What is expected: Return the lines where the word "Periods" occurs.

Materials provided:
============
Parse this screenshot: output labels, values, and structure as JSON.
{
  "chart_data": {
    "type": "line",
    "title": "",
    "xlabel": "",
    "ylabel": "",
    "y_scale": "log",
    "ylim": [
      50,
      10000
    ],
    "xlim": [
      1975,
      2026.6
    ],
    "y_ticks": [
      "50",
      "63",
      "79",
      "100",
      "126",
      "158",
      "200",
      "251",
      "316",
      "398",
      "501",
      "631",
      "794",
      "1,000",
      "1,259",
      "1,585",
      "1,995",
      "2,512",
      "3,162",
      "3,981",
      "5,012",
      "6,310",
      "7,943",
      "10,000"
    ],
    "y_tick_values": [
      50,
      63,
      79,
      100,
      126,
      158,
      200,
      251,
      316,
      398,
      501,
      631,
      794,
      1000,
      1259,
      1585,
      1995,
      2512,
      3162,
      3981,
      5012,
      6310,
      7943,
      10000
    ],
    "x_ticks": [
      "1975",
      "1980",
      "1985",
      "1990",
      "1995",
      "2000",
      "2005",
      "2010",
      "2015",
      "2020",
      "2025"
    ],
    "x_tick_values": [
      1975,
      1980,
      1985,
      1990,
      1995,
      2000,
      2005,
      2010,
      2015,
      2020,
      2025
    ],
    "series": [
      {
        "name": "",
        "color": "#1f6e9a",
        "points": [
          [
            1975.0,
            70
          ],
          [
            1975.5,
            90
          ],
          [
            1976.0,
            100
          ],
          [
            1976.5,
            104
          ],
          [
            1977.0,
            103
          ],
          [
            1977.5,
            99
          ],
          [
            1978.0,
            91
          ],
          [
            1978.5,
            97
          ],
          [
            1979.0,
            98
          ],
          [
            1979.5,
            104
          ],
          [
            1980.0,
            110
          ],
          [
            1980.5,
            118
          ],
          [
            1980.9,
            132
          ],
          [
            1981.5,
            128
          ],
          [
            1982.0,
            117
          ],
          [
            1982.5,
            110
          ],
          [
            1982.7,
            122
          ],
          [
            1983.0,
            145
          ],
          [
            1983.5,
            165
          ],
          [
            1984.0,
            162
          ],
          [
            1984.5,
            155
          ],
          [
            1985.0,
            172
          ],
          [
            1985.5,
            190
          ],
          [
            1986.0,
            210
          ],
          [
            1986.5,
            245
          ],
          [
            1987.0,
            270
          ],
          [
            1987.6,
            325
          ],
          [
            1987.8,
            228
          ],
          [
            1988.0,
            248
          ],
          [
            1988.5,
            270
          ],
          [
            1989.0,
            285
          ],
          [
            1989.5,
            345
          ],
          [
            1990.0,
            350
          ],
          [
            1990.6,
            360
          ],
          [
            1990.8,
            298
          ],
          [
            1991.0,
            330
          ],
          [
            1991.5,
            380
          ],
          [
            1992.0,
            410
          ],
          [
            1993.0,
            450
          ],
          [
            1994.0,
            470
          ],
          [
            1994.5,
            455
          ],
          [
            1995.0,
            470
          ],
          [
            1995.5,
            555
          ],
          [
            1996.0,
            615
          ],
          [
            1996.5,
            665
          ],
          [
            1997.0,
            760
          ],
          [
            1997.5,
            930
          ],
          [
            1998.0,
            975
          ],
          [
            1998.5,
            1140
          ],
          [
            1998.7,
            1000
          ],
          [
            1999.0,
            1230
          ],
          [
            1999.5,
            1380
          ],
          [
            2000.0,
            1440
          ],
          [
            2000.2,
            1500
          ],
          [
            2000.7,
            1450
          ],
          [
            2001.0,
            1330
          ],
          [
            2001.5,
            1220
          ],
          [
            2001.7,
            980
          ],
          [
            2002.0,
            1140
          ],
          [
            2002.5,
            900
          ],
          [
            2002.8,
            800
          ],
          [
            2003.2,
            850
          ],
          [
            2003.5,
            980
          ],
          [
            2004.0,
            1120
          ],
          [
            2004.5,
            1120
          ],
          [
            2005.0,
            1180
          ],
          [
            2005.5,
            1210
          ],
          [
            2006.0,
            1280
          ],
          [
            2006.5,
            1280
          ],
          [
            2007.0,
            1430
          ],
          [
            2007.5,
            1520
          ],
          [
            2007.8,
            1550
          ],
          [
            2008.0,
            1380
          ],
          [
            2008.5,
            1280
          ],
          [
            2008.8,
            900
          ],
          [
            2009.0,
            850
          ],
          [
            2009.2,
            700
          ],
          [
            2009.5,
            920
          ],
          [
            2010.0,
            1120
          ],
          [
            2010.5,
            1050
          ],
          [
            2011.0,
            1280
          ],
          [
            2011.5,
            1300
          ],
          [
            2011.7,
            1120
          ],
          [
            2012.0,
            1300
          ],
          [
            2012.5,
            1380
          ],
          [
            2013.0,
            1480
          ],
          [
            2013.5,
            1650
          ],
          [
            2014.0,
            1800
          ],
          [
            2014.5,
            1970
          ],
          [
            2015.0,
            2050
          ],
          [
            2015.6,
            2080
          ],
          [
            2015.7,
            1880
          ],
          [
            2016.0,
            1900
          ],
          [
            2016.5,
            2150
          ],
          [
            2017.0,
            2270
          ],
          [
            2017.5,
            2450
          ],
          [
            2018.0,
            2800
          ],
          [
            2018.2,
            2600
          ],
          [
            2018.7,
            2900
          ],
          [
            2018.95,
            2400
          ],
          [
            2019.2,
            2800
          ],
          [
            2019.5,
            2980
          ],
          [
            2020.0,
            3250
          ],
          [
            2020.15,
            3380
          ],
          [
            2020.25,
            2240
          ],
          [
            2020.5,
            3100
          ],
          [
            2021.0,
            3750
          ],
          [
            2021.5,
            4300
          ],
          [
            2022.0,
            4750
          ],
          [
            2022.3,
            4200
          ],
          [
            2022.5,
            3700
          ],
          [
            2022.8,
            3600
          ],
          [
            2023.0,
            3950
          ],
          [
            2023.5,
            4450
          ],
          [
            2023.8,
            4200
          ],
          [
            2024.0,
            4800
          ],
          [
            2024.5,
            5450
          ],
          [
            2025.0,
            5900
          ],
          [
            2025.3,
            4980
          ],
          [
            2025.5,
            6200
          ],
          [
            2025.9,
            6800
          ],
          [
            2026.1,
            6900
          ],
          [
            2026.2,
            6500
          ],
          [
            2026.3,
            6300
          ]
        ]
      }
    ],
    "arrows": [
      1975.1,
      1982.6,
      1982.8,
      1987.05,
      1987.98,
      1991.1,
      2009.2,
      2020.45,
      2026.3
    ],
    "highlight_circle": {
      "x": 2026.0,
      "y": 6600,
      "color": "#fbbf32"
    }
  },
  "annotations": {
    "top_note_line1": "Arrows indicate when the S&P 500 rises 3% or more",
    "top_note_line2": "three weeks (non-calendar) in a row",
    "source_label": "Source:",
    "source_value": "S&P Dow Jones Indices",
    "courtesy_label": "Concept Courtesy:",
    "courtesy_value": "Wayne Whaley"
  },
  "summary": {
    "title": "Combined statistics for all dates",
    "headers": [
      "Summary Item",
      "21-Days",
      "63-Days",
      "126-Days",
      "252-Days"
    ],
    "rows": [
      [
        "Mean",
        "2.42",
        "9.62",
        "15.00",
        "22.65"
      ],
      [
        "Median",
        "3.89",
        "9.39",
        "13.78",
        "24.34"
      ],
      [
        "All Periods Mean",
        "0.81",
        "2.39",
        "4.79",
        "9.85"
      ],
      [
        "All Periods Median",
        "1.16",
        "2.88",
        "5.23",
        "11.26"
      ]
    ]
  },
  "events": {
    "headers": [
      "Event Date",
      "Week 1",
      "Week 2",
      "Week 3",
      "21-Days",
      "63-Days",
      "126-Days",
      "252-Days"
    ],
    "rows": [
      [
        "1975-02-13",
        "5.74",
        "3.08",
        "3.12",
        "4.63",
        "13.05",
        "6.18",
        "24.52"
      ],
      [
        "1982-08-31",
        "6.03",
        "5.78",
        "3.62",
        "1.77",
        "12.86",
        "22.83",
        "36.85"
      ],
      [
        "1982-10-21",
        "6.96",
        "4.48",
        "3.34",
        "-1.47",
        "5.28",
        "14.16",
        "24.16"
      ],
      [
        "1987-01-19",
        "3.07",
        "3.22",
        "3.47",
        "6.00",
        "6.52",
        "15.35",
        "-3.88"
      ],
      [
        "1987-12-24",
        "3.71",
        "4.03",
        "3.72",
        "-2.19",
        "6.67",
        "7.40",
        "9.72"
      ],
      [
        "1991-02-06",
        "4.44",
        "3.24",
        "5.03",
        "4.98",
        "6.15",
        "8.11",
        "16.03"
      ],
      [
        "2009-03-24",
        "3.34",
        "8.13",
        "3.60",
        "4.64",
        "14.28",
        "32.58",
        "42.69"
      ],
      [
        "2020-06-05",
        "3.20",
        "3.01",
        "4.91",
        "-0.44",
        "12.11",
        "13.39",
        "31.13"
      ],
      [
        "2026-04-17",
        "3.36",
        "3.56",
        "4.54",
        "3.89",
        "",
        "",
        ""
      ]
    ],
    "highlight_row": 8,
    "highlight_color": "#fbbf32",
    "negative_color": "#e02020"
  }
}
============
Exercise output:
        "All Periods Mean",
        "All Periods Median",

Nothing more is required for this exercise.